Stated exercise
Each entry below should be echoed exactly, with pictures omitted.

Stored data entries
☆ ☆ ☆ ☆

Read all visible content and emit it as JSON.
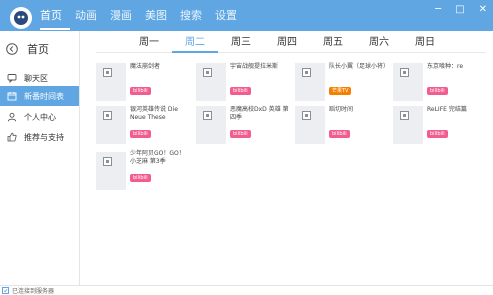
{
  "app": {
    "colors": {
      "accent": "#5fa6e3",
      "bilibili": "#f25d8e",
      "mango": "#f77f00"
    }
  },
  "topnav": {
    "items": [
      {
        "label": "首页",
        "active": true
      },
      {
        "label": "动画"
      },
      {
        "label": "漫画"
      },
      {
        "label": "美图"
      },
      {
        "label": "搜索"
      },
      {
        "label": "设置"
      }
    ],
    "window_controls": {
      "minimize": "─",
      "maximize": "□",
      "close": "✕"
    }
  },
  "sidebar": {
    "home_label": "首页",
    "items": [
      {
        "label": "聊天区",
        "icon": "chat-icon"
      },
      {
        "label": "新番时间表",
        "icon": "calendar-icon",
        "active": true
      },
      {
        "label": "个人中心",
        "icon": "user-icon"
      },
      {
        "label": "推荐与支持",
        "icon": "thumbs-up-icon"
      }
    ]
  },
  "days": {
    "tabs": [
      "周一",
      "周二",
      "周三",
      "周四",
      "周五",
      "周六",
      "周日"
    ],
    "active_index": 1
  },
  "cards": [
    {
      "title": "魔法崩剑者",
      "badge": "bilibili",
      "badge_type": "bilibili"
    },
    {
      "title": "宇宙战舰提拉米斯",
      "badge": "bilibili",
      "badge_type": "bilibili"
    },
    {
      "title": "队长小翼（足球小将）",
      "badge": "芒果TV",
      "badge_type": "mango"
    },
    {
      "title": "东京喰种：re",
      "badge": "bilibili",
      "badge_type": "bilibili"
    },
    {
      "title": "银河英雄传说 Die Neue These",
      "badge": "bilibili",
      "badge_type": "bilibili"
    },
    {
      "title": "恶魔高校DxD 英雄 第四季",
      "badge": "bilibili",
      "badge_type": "bilibili"
    },
    {
      "title": "蹈切时间",
      "badge": "bilibili",
      "badge_type": "bilibili"
    },
    {
      "title": "ReLIFE 完结篇",
      "badge": "bilibili",
      "badge_type": "bilibili"
    },
    {
      "title": "少年阿贝GO！GO！小芝麻 第3季",
      "badge": "bilibili",
      "badge_type": "bilibili"
    }
  ],
  "status": {
    "text": "已连接到服务器"
  }
}
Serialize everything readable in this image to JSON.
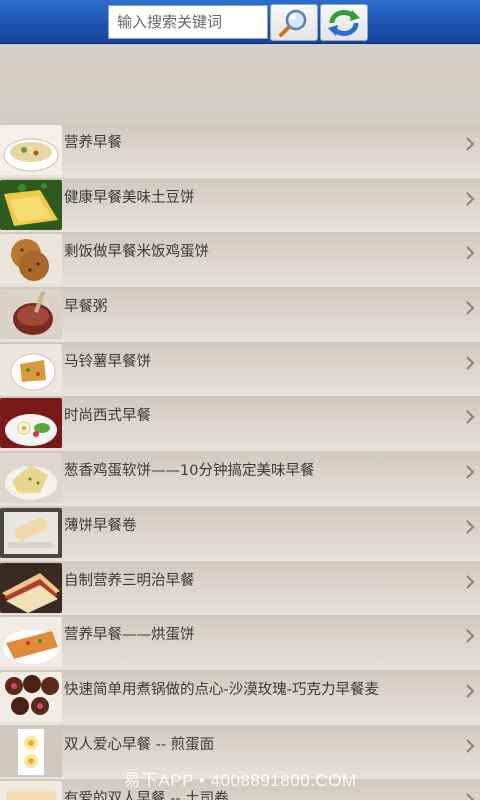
{
  "search": {
    "placeholder": "输入搜索关键词"
  },
  "toolbar": {
    "search_icon": "magnifier-icon",
    "refresh_icon": "refresh-icon"
  },
  "items": [
    {
      "title": "营养早餐",
      "thumb": "bowl"
    },
    {
      "title": "健康早餐美味土豆饼",
      "thumb": "omelette"
    },
    {
      "title": "剩饭做早餐米饭鸡蛋饼",
      "thumb": "patty"
    },
    {
      "title": "早餐粥",
      "thumb": "porridge"
    },
    {
      "title": "马铃薯早餐饼",
      "thumb": "plate"
    },
    {
      "title": "时尚西式早餐",
      "thumb": "western"
    },
    {
      "title": "葱香鸡蛋软饼——10分钟搞定美味早餐",
      "thumb": "softcake"
    },
    {
      "title": "薄饼早餐卷",
      "thumb": "roll"
    },
    {
      "title": "自制营养三明治早餐",
      "thumb": "sandwich"
    },
    {
      "title": "营养早餐——烘蛋饼",
      "thumb": "pancake"
    },
    {
      "title": "快速简单用煮锅做的点心-沙漠玫瑰-巧克力早餐麦",
      "thumb": "chocolate"
    },
    {
      "title": "双人爱心早餐 -- 煎蛋面",
      "thumb": "noodle"
    },
    {
      "title": "有爱的双人早餐 -- 土司卷",
      "thumb": "toast"
    }
  ],
  "watermark": "易下APP • 4008891800.COM"
}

☆ ☆ ☆ ☆

Response to the task
Read all visible content and emit it as JSON.
{
  "app": {
    "colors": {
      "accent": "#5fa6e3",
      "bilibili": "#f25d8e",
      "mango": "#f77f00"
    }
  },
  "topnav": {
    "items": [
      {
        "label": "首页",
        "active": true
      },
      {
        "label": "动画"
      },
      {
        "label": "漫画"
      },
      {
        "label": "美图"
      },
      {
        "label": "搜索"
      },
      {
        "label": "设置"
      }
    ],
    "window_controls": {
      "minimize": "─",
      "maximize": "□",
      "close": "✕"
    }
  },
  "sidebar": {
    "home_label": "首页",
    "items": [
      {
        "label": "聊天区",
        "icon": "chat-icon"
      },
      {
        "label": "新番时间表",
        "icon": "calendar-icon",
        "active": true
      },
      {
        "label": "个人中心",
        "icon": "user-icon"
      },
      {
        "label": "推荐与支持",
        "icon": "thumbs-up-icon"
      }
    ]
  },
  "days": {
    "tabs": [
      "周一",
      "周二",
      "周三",
      "周四",
      "周五",
      "周六",
      "周日"
    ],
    "active_index": 1
  },
  "cards": [
    {
      "title": "魔法崩剑者",
      "badge": "bilibili",
      "badge_type": "bilibili"
    },
    {
      "title": "宇宙战舰提拉米斯",
      "badge": "bilibili",
      "badge_type": "bilibili"
    },
    {
      "title": "队长小翼（足球小将）",
      "badge": "芒果TV",
      "badge_type": "mango"
    },
    {
      "title": "东京喰种：re",
      "badge": "bilibili",
      "badge_type": "bilibili"
    },
    {
      "title": "银河英雄传说 Die Neue These",
      "badge": "bilibili",
      "badge_type": "bilibili"
    },
    {
      "title": "恶魔高校DxD 英雄 第四季",
      "badge": "bilibili",
      "badge_type": "bilibili"
    },
    {
      "title": "蹈切时间",
      "badge": "bilibili",
      "badge_type": "bilibili"
    },
    {
      "title": "ReLIFE 完结篇",
      "badge": "bilibili",
      "badge_type": "bilibili"
    },
    {
      "title": "少年阿贝GO！GO！小芝麻 第3季",
      "badge": "bilibili",
      "badge_type": "bilibili"
    }
  ],
  "status": {
    "text": "已连接到服务器"
  }
}
Serialize everything readable in this image to JSON.
{
  "search": {
    "placeholder": "输入搜索关键词"
  },
  "toolbar": {
    "search_icon": "magnifier-icon",
    "refresh_icon": "refresh-icon"
  },
  "items": [
    {
      "title": "营养早餐",
      "thumb": "bowl"
    },
    {
      "title": "健康早餐美味土豆饼",
      "thumb": "omelette"
    },
    {
      "title": "剩饭做早餐米饭鸡蛋饼",
      "thumb": "patty"
    },
    {
      "title": "早餐粥",
      "thumb": "porridge"
    },
    {
      "title": "马铃薯早餐饼",
      "thumb": "plate"
    },
    {
      "title": "时尚西式早餐",
      "thumb": "western"
    },
    {
      "title": "葱香鸡蛋软饼——10分钟搞定美味早餐",
      "thumb": "softcake"
    },
    {
      "title": "薄饼早餐卷",
      "thumb": "roll"
    },
    {
      "title": "自制营养三明治早餐",
      "thumb": "sandwich"
    },
    {
      "title": "营养早餐——烘蛋饼",
      "thumb": "pancake"
    },
    {
      "title": "快速简单用煮锅做的点心-沙漠玫瑰-巧克力早餐麦",
      "thumb": "chocolate"
    },
    {
      "title": "双人爱心早餐 -- 煎蛋面",
      "thumb": "noodle"
    },
    {
      "title": "有爱的双人早餐 -- 土司卷",
      "thumb": "toast"
    }
  ],
  "watermark": "易下APP • 4008891800.COM"
}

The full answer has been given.